## To be done
Copy every line with the string "pompy" in it.

## Material for this task
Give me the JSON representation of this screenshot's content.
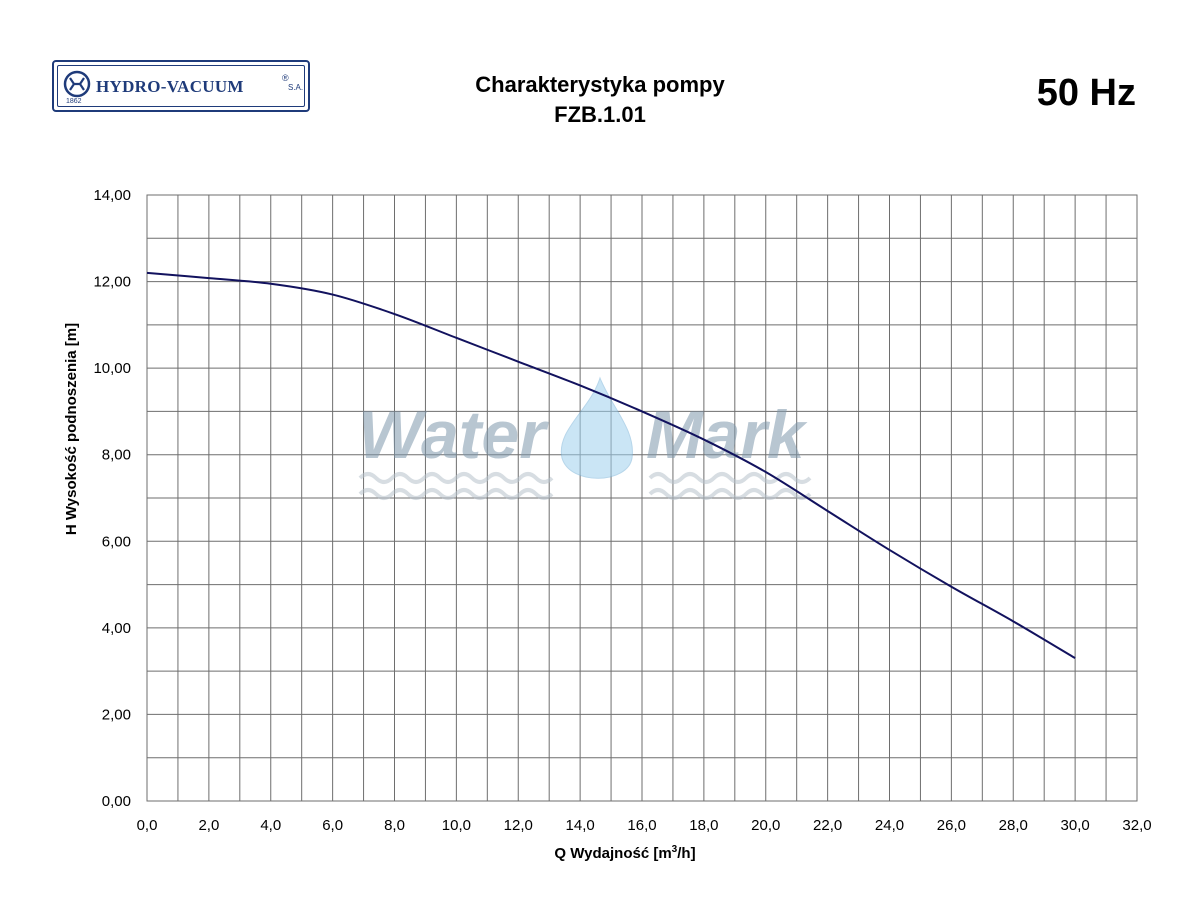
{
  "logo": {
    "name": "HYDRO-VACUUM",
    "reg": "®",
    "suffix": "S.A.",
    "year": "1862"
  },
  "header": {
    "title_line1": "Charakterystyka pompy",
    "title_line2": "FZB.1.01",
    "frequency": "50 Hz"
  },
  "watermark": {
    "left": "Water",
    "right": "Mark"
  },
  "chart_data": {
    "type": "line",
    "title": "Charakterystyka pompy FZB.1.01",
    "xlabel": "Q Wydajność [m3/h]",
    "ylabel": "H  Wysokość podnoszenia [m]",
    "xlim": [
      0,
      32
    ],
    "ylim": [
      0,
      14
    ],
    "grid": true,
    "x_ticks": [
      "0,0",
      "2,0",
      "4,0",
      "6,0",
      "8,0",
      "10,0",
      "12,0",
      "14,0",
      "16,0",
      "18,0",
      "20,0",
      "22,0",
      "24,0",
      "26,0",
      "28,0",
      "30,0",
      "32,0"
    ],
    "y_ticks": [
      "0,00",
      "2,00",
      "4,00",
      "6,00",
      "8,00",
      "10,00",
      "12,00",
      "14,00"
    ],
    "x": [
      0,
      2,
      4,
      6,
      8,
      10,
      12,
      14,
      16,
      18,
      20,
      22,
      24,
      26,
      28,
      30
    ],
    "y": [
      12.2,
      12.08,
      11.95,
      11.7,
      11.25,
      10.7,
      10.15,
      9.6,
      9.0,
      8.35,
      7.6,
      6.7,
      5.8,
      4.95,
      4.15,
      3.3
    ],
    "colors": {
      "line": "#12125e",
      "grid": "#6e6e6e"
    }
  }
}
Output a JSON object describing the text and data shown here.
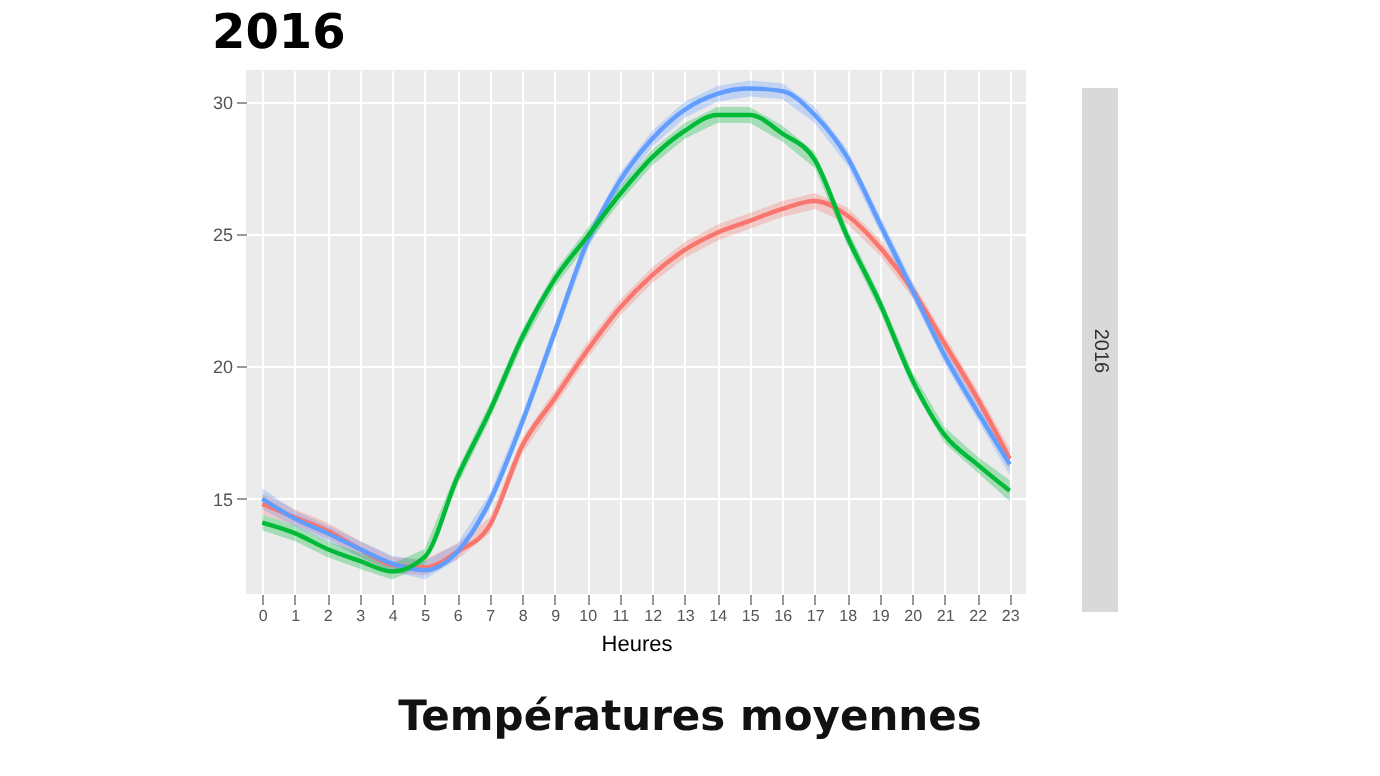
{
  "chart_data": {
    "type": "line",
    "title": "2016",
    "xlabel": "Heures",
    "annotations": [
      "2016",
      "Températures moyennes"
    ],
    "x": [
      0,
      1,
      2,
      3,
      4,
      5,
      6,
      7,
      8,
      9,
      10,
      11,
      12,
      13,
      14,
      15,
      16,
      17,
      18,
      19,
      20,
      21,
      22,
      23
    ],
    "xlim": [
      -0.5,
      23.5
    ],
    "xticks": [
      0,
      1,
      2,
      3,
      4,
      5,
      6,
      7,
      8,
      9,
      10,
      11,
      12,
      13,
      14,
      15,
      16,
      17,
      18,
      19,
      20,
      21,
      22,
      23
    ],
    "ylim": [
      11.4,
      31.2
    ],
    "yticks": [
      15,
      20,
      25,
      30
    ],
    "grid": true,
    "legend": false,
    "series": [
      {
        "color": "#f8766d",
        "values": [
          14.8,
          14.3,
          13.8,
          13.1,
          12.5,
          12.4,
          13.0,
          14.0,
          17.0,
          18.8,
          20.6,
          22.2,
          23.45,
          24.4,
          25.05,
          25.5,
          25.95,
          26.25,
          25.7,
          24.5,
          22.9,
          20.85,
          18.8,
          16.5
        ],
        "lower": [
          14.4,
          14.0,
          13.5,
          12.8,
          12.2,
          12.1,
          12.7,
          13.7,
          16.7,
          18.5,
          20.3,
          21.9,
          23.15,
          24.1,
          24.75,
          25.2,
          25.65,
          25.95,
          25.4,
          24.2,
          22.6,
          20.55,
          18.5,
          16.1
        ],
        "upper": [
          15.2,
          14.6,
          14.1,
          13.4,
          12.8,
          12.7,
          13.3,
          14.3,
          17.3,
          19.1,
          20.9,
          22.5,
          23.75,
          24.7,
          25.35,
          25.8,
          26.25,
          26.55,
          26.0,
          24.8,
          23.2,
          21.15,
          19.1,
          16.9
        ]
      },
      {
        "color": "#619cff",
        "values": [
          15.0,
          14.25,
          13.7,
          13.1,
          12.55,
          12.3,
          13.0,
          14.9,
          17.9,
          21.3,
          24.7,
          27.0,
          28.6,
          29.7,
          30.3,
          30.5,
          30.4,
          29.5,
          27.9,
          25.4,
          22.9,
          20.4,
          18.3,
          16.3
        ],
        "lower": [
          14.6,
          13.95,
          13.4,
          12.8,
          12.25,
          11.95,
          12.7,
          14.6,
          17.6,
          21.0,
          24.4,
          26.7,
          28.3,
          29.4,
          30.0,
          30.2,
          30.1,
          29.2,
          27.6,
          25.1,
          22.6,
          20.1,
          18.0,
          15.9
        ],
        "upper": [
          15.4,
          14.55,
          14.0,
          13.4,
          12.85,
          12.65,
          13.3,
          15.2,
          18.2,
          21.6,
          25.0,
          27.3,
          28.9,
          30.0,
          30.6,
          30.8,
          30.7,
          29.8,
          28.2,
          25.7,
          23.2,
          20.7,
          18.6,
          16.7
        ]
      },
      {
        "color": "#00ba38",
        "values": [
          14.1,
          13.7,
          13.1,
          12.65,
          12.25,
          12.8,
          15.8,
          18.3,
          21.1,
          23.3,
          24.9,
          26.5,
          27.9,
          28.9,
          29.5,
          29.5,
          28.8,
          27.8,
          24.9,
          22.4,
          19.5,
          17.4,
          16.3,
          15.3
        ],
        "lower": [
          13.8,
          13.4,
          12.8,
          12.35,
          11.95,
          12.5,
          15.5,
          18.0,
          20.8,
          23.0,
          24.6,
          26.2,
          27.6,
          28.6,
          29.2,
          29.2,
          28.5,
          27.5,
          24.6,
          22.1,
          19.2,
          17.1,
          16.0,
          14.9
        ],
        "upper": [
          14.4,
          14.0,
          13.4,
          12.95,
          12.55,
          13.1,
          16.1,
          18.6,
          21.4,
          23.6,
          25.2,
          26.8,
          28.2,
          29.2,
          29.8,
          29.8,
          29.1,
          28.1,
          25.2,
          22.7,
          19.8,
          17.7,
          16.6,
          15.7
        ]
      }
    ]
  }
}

## Output for this exercise
    "title_line1": "Charakterystyka pompy",
    "title": "Charakterystyka pompy FZB.1.01",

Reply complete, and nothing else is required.